_Set task_
Each line below either holds the string "JSON" or doesn't. Count those that do and give only the number.

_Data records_
START
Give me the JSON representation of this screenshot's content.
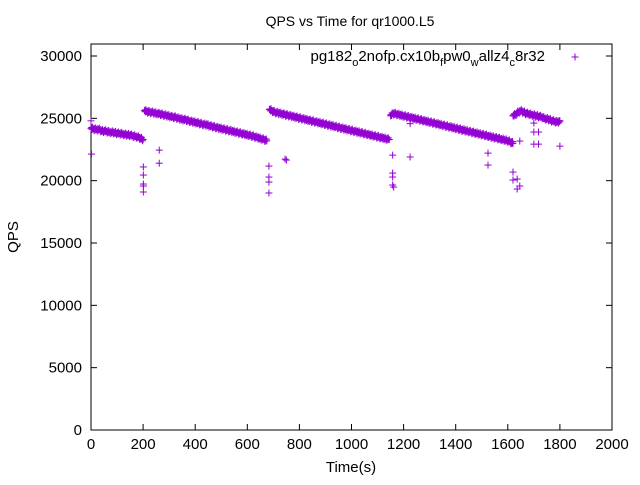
{
  "chart_data": {
    "type": "scatter",
    "title": "QPS vs Time for qr1000.L5",
    "xlabel": "Time(s)",
    "ylabel": "QPS",
    "xlim": [
      0,
      2000
    ],
    "ylim": [
      0,
      30000
    ],
    "xticks": [
      "0",
      "200",
      "400",
      "600",
      "800",
      "1000",
      "1200",
      "1400",
      "1600",
      "1800",
      "2000"
    ],
    "yticks": [
      "0",
      "5000",
      "10000",
      "15000",
      "20000",
      "25000",
      "30000"
    ],
    "grid": false,
    "legend_position": "top-right",
    "marker": "plus",
    "series": [
      {
        "name": "pg182_o2nofp.cx10b_fpw0_wallz4_c8r32",
        "name_parts": [
          "pg182",
          "o",
          "2nofp.cx10b",
          "f",
          "pw0",
          "w",
          "allz4",
          "c",
          "8r32"
        ],
        "color": "#9400d3",
        "segments": [
          {
            "x_start": 0,
            "x_step": 10,
            "values": [
              24200,
              24150,
              24100,
              24120,
              24000,
              23980,
              23950,
              23900,
              23880,
              23850,
              23800,
              23780,
              23750,
              23700,
              23680,
              23650,
              23600,
              23550,
              23500,
              23400,
              23300
            ]
          },
          {
            "x_start": 205,
            "x_step": 10,
            "values": [
              25600,
              25550,
              25500,
              25480,
              25420,
              25380,
              25350,
              25300,
              25250,
              25200,
              25150,
              25100,
              25080,
              25000,
              24950,
              24900,
              24880,
              24800,
              24750,
              24700,
              24650,
              24600,
              24550,
              24500,
              24480,
              24400,
              24350,
              24300,
              24250,
              24200,
              24150,
              24100,
              24050,
              24000,
              23950,
              23900,
              23850,
              23800,
              23750,
              23700,
              23650,
              23600,
              23550,
              23480,
              23420,
              23350,
              23300,
              23200
            ]
          },
          {
            "x_start": 685,
            "x_step": 10,
            "values": [
              25700,
              25600,
              25500,
              25450,
              25400,
              25350,
              25300,
              25250,
              25200,
              25150,
              25100,
              25050,
              25000,
              24950,
              24900,
              24850,
              24800,
              24750,
              24700,
              24650,
              24600,
              24550,
              24500,
              24450,
              24400,
              24350,
              24300,
              24250,
              24200,
              24150,
              24100,
              24050,
              24000,
              23950,
              23900,
              23850,
              23800,
              23750,
              23700,
              23650,
              23600,
              23550,
              23500,
              23450,
              23400,
              23350,
              23300
            ]
          },
          {
            "x_start": 1150,
            "x_step": 10,
            "values": [
              25200,
              25400,
              25350,
              25300,
              25250,
              25200,
              25150,
              25100,
              25050,
              25000,
              24950,
              24900,
              24850,
              24800,
              24750,
              24700,
              24650,
              24600,
              24550,
              24500,
              24450,
              24400,
              24350,
              24300,
              24250,
              24200,
              24150,
              24100,
              24050,
              24000,
              23950,
              23900,
              23850,
              23800,
              23750,
              23700,
              23650,
              23600,
              23550,
              23500,
              23450,
              23400,
              23350,
              23300,
              23250,
              23200,
              23100,
              23000
            ]
          },
          {
            "x_start": 1620,
            "x_step": 10,
            "values": [
              25200,
              25300,
              25500,
              25600,
              25500,
              25400,
              25350,
              25300,
              25250,
              25200,
              25150,
              25100,
              25000,
              24950,
              24900,
              24800,
              24750,
              24700,
              24800
            ]
          }
        ],
        "outliers": [
          [
            0,
            24800
          ],
          [
            2,
            22130
          ],
          [
            201,
            21100
          ],
          [
            201,
            20450
          ],
          [
            201,
            19730
          ],
          [
            201,
            19570
          ],
          [
            201,
            19090
          ],
          [
            262,
            22450
          ],
          [
            262,
            21400
          ],
          [
            683,
            21170
          ],
          [
            683,
            20290
          ],
          [
            683,
            19890
          ],
          [
            683,
            19010
          ],
          [
            745,
            21730
          ],
          [
            750,
            21650
          ],
          [
            1158,
            22050
          ],
          [
            1158,
            20610
          ],
          [
            1158,
            20290
          ],
          [
            1158,
            19650
          ],
          [
            1162,
            19490
          ],
          [
            1225,
            21900
          ],
          [
            1225,
            24570
          ],
          [
            1524,
            22210
          ],
          [
            1524,
            21250
          ],
          [
            1620,
            20690
          ],
          [
            1620,
            20050
          ],
          [
            1636,
            20130
          ],
          [
            1636,
            19330
          ],
          [
            1646,
            19570
          ],
          [
            1646,
            23180
          ],
          [
            1700,
            24620
          ],
          [
            1700,
            23900
          ],
          [
            1700,
            22930
          ],
          [
            1718,
            23900
          ],
          [
            1718,
            22930
          ],
          [
            1800,
            22770
          ]
        ]
      }
    ]
  }
}
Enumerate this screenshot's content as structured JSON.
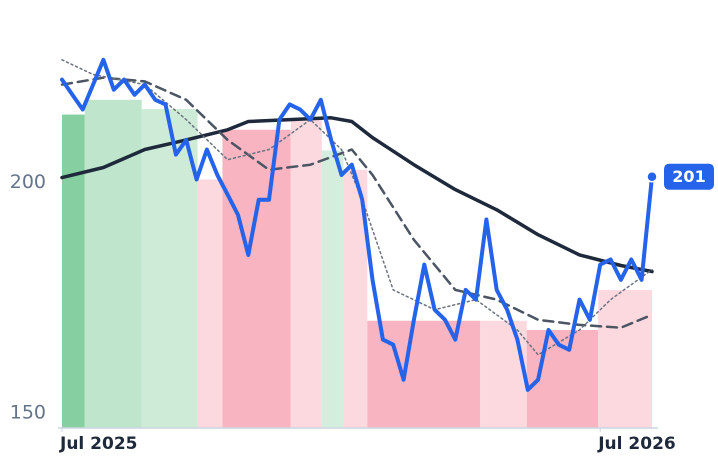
{
  "chart_data": {
    "type": "line",
    "xlim": [
      0,
      57
    ],
    "ylim": [
      146.7,
      231
    ],
    "xticks": [
      {
        "value": 0,
        "label": "Jul 2025"
      },
      {
        "value": 52,
        "label": "Jul 2026"
      }
    ],
    "yticks": [
      150,
      200
    ],
    "bands": [
      {
        "start": 0,
        "end": 2.2,
        "top": 214.8,
        "color": "#86cfa0"
      },
      {
        "start": 2.2,
        "end": 7.7,
        "top": 218,
        "color": "#bfe5cc"
      },
      {
        "start": 7.7,
        "end": 13.1,
        "top": 216,
        "color": "#cdebd7"
      },
      {
        "start": 13.1,
        "end": 15.5,
        "top": 200.7,
        "color": "#fcd9df"
      },
      {
        "start": 15.5,
        "end": 22.1,
        "top": 211.5,
        "color": "#f8b4c0"
      },
      {
        "start": 22.1,
        "end": 25.1,
        "top": 214,
        "color": "#fcd9df"
      },
      {
        "start": 25.1,
        "end": 27.2,
        "top": 207,
        "color": "#d4eedd"
      },
      {
        "start": 27.2,
        "end": 29.5,
        "top": 202.8,
        "color": "#fcd9df"
      },
      {
        "start": 29.5,
        "end": 40.4,
        "top": 170,
        "color": "#f8b4c0"
      },
      {
        "start": 40.4,
        "end": 44.9,
        "top": 170,
        "color": "#fcd9df"
      },
      {
        "start": 44.9,
        "end": 51.8,
        "top": 168,
        "color": "#f8b4c0"
      },
      {
        "start": 51.8,
        "end": 57,
        "top": 176.7,
        "color": "#fcd9df"
      }
    ],
    "series": [
      {
        "color": "#1e293b",
        "style": "solid",
        "width": 3.5,
        "x": [
          0,
          4,
          8,
          12,
          16,
          18,
          22,
          26,
          28,
          30,
          34,
          38,
          42,
          46,
          50,
          54,
          57
        ],
        "values": [
          201.1,
          203.3,
          207.2,
          209.3,
          211.5,
          213.3,
          213.7,
          214.1,
          213.3,
          209.8,
          203.9,
          198.5,
          194.1,
          188.7,
          184.3,
          182,
          180.7
        ]
      },
      {
        "color": "#4b5563",
        "style": "dashed",
        "width": 2.5,
        "x": [
          0,
          4,
          8,
          12,
          16,
          20,
          24,
          28,
          30,
          34,
          38,
          42,
          46,
          50,
          54,
          57
        ],
        "values": [
          221.3,
          222.8,
          222,
          218,
          209.3,
          202.8,
          203.9,
          207.2,
          201.7,
          187.6,
          176.7,
          174.6,
          170.2,
          169.1,
          168.5,
          171.3
        ]
      },
      {
        "color": "#6b7280",
        "style": "dotted",
        "width": 1.5,
        "x": [
          0,
          3,
          8,
          12,
          16,
          20,
          24,
          27,
          29,
          32,
          36,
          40,
          44,
          46,
          50,
          53,
          57
        ],
        "values": [
          226.7,
          223.5,
          221.3,
          213.7,
          205,
          207.2,
          213.7,
          207.2,
          196.3,
          176.7,
          172.4,
          174.6,
          168,
          162.6,
          168,
          174.6,
          181.1
        ]
      },
      {
        "color": "#2563eb",
        "style": "solid",
        "width": 4,
        "end_label": "201",
        "x": [
          0,
          1,
          2,
          3,
          4,
          5,
          6,
          7,
          8,
          9,
          10,
          11,
          12,
          13,
          14,
          15,
          16,
          17,
          18,
          19,
          20,
          21,
          22,
          23,
          24,
          25,
          26,
          27,
          28,
          29,
          30,
          31,
          32,
          33,
          34,
          35,
          36,
          37,
          38,
          39,
          40,
          41,
          42,
          43,
          44,
          45,
          46,
          47,
          48,
          49,
          50,
          51,
          52,
          53,
          54,
          55,
          56,
          57
        ],
        "values": [
          222.4,
          219.1,
          215.9,
          221.3,
          226.7,
          220.2,
          222.4,
          219.1,
          221.3,
          218,
          217,
          206.1,
          209.3,
          200.7,
          207.2,
          201.7,
          197.4,
          193,
          184.3,
          196.3,
          196.3,
          213.7,
          217,
          215.9,
          213.7,
          218,
          209.3,
          201.7,
          203.9,
          196.3,
          178.9,
          165.9,
          164.8,
          157.2,
          170.2,
          182.2,
          172.4,
          170.2,
          165.9,
          176.7,
          174.6,
          192,
          176.7,
          172.4,
          165.9,
          155,
          157.2,
          168,
          164.8,
          163.7,
          174.6,
          170.2,
          182.2,
          183.3,
          178.9,
          183.3,
          178.9,
          201.3
        ]
      }
    ]
  }
}
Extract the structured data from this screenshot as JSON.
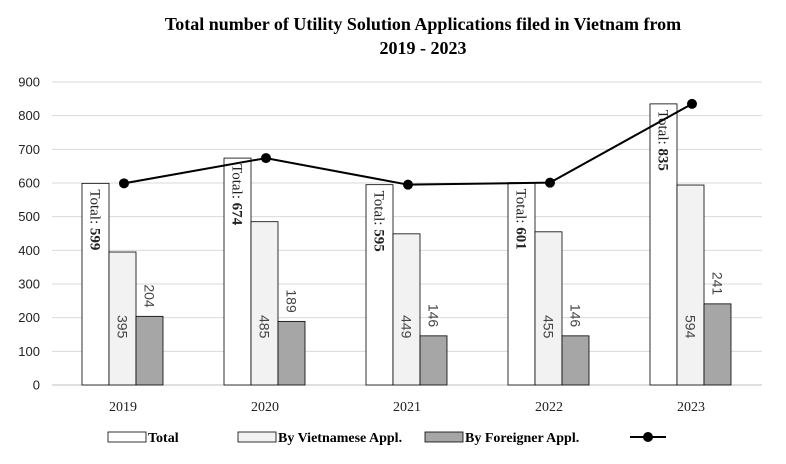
{
  "chart_data": {
    "type": "bar",
    "title": "Total number of Utility Solution Applications filed in Vietnam from\n2019 - 2023",
    "categories": [
      "2019",
      "2020",
      "2021",
      "2022",
      "2023"
    ],
    "series": [
      {
        "name": "Total",
        "values": [
          599,
          674,
          595,
          601,
          835
        ],
        "color": "#ffffff"
      },
      {
        "name": "By Vietnamese Appl.",
        "values": [
          395,
          485,
          449,
          455,
          594
        ],
        "color": "#f2f2f2"
      },
      {
        "name": "By Foreigner Appl.",
        "values": [
          204,
          189,
          146,
          146,
          241
        ],
        "color": "#a6a6a6"
      }
    ],
    "line_series": {
      "name": "",
      "values": [
        599,
        674,
        595,
        601,
        835
      ],
      "color": "#000000"
    },
    "total_label_prefix": "Total: ",
    "ylim": [
      0,
      900
    ],
    "yticks": [
      0,
      100,
      200,
      300,
      400,
      500,
      600,
      700,
      800,
      900
    ],
    "grid": true,
    "legend_position": "bottom"
  }
}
END
_The output_
3